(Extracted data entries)
· · ·

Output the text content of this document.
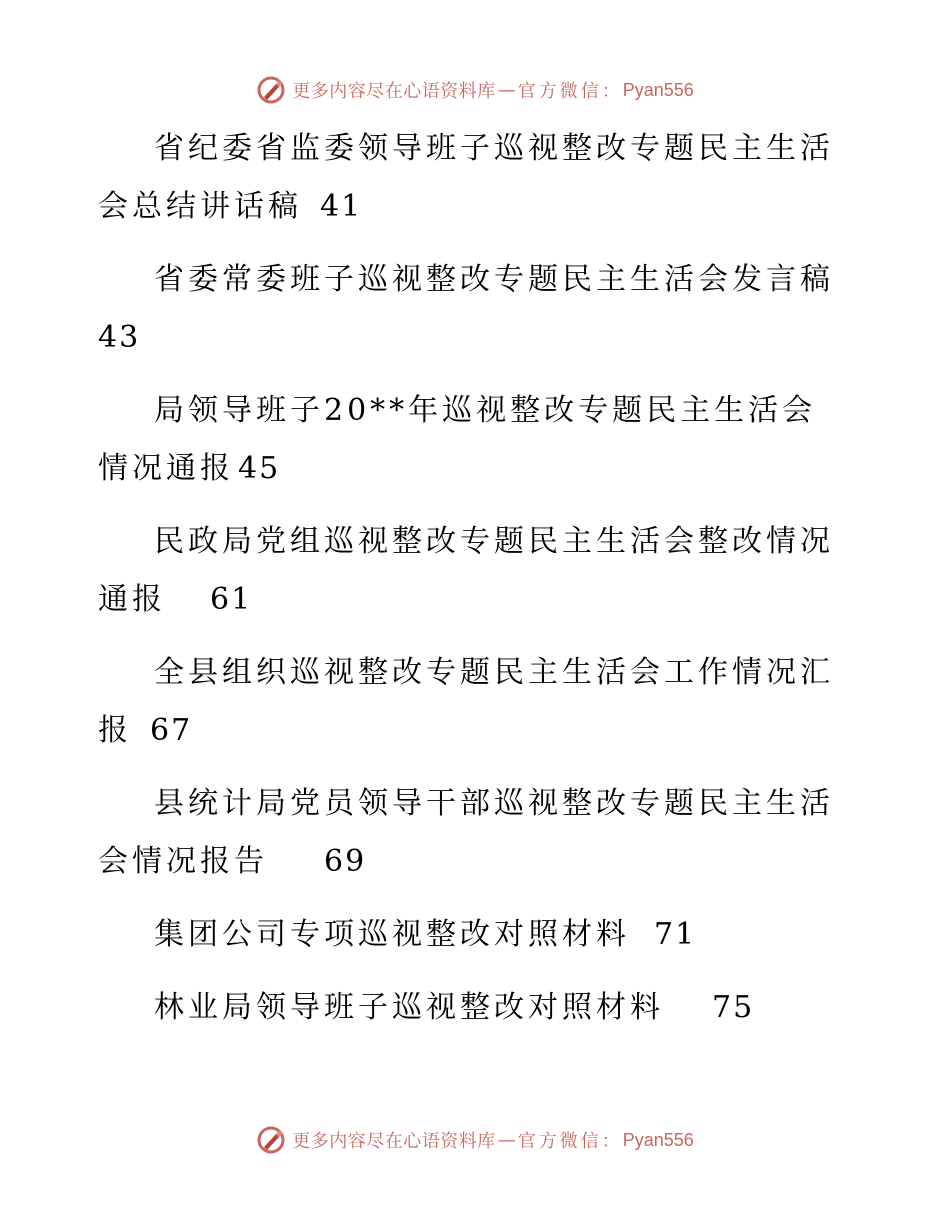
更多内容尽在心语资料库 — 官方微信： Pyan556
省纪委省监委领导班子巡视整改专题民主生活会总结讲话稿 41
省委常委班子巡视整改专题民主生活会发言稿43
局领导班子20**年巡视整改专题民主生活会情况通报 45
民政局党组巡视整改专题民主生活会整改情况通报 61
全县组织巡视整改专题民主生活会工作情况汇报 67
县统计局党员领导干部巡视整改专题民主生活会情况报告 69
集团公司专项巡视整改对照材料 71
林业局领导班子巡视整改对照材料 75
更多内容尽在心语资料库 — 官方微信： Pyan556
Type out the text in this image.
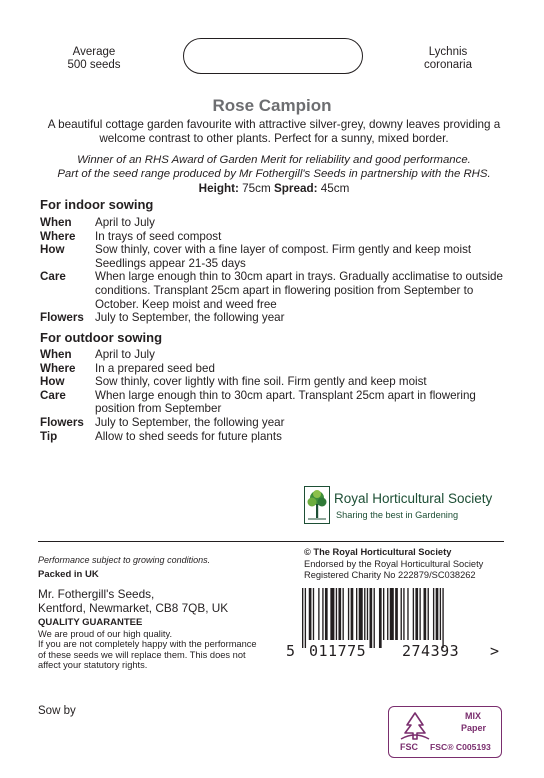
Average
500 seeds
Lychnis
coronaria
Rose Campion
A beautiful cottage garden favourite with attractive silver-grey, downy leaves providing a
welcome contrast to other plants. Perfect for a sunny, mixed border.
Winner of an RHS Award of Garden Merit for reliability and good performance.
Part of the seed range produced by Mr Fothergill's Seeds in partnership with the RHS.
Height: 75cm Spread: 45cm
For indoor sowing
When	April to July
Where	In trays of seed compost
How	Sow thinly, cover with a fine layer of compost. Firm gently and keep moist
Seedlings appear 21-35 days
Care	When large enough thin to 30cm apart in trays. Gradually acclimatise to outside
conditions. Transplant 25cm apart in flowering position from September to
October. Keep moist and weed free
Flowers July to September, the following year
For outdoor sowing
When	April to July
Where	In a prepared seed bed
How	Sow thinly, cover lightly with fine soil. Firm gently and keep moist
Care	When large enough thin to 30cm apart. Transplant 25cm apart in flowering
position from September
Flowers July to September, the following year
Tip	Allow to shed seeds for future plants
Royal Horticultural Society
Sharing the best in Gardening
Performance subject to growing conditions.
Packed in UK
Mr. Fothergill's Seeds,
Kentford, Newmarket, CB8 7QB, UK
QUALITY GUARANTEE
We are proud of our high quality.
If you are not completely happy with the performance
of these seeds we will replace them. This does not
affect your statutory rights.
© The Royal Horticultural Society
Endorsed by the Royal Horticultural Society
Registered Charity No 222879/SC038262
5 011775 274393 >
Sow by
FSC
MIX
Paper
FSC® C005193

· · ·

__INSTRUCTIONS TO FOLLOW__
Reproduce the entries above exactly. Do not include the images.

__EXPECTED OUTPUT__
Output the text content of this document.
更多内容尽在心语资料库 — 官方微信： Pyan556
省纪委省监委领导班子巡视整改专题民主生活会总结讲话稿 41
省委常委班子巡视整改专题民主生活会发言稿43
局领导班子20**年巡视整改专题民主生活会情况通报 45
民政局党组巡视整改专题民主生活会整改情况通报 61
全县组织巡视整改专题民主生活会工作情况汇报 67
县统计局党员领导干部巡视整改专题民主生活会情况报告 69
集团公司专项巡视整改对照材料 71
林业局领导班子巡视整改对照材料 75
更多内容尽在心语资料库 — 官方微信： Pyan556
Type out the text in this image.
Average
500 seeds
Lychnis
coronaria
Rose Campion
A beautiful cottage garden favourite with attractive silver-grey, downy leaves providing a
welcome contrast to other plants. Perfect for a sunny, mixed border.
Winner of an RHS Award of Garden Merit for reliability and good performance.
Part of the seed range produced by Mr Fothergill's Seeds in partnership with the RHS.
Height: 75cm Spread: 45cm
For indoor sowing
When	April to July
Where	In trays of seed compost
How	Sow thinly, cover with a fine layer of compost. Firm gently and keep moist
Seedlings appear 21-35 days
Care	When large enough thin to 30cm apart in trays. Gradually acclimatise to outside
conditions. Transplant 25cm apart in flowering position from September to
October. Keep moist and weed free
Flowers July to September, the following year
For outdoor sowing
When	April to July
Where	In a prepared seed bed
How	Sow thinly, cover lightly with fine soil. Firm gently and keep moist
Care	When large enough thin to 30cm apart. Transplant 25cm apart in flowering
position from September
Flowers July to September, the following year
Tip	Allow to shed seeds for future plants
Royal Horticultural Society
Sharing the best in Gardening
Performance subject to growing conditions.
Packed in UK
Mr. Fothergill's Seeds,
Kentford, Newmarket, CB8 7QB, UK
QUALITY GUARANTEE
We are proud of our high quality.
If you are not completely happy with the performance
of these seeds we will replace them. This does not
affect your statutory rights.
© The Royal Horticultural Society
Endorsed by the Royal Horticultural Society
Registered Charity No 222879/SC038262
5 011775 274393 >
Sow by
FSC
MIX
Paper
FSC® C005193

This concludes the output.